--- start ---
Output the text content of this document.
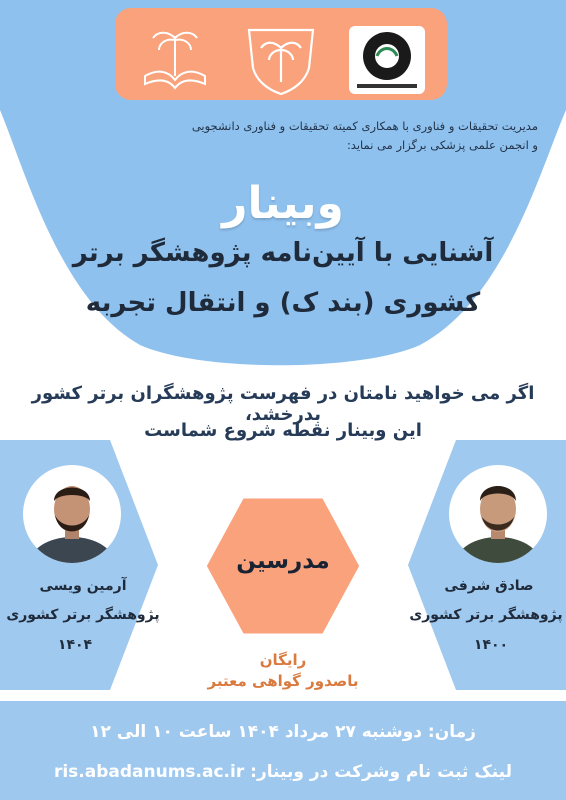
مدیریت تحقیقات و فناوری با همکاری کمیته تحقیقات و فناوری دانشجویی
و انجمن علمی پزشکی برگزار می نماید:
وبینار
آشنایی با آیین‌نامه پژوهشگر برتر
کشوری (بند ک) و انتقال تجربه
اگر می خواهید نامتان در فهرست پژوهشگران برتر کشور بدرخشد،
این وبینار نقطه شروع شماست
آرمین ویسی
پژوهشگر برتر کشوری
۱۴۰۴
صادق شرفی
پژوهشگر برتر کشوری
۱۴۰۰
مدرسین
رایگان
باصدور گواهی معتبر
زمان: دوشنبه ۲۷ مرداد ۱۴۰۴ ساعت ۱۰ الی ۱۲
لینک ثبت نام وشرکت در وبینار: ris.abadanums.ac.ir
--- end ---
* Written request:
All of the entries above should be duplicated exactly, except for the pictures.

* Response to the exercise:
Output the text content of this document.
مدیریت تحقیقات و فناوری با همکاری کمیته تحقیقات و فناوری دانشجویی
و انجمن علمی پزشکی برگزار می نماید:
وبینار
آشنایی با آیین‌نامه پژوهشگر برتر
کشوری (بند ک) و انتقال تجربه
اگر می خواهید نامتان در فهرست پژوهشگران برتر کشور بدرخشد،
این وبینار نقطه شروع شماست
آرمین ویسی
پژوهشگر برتر کشوری
۱۴۰۴
صادق شرفی
پژوهشگر برتر کشوری
۱۴۰۰
مدرسین
رایگان
باصدور گواهی معتبر
زمان: دوشنبه ۲۷ مرداد ۱۴۰۴ ساعت ۱۰ الی ۱۲
لینک ثبت نام وشرکت در وبینار: ris.abadanums.ac.ir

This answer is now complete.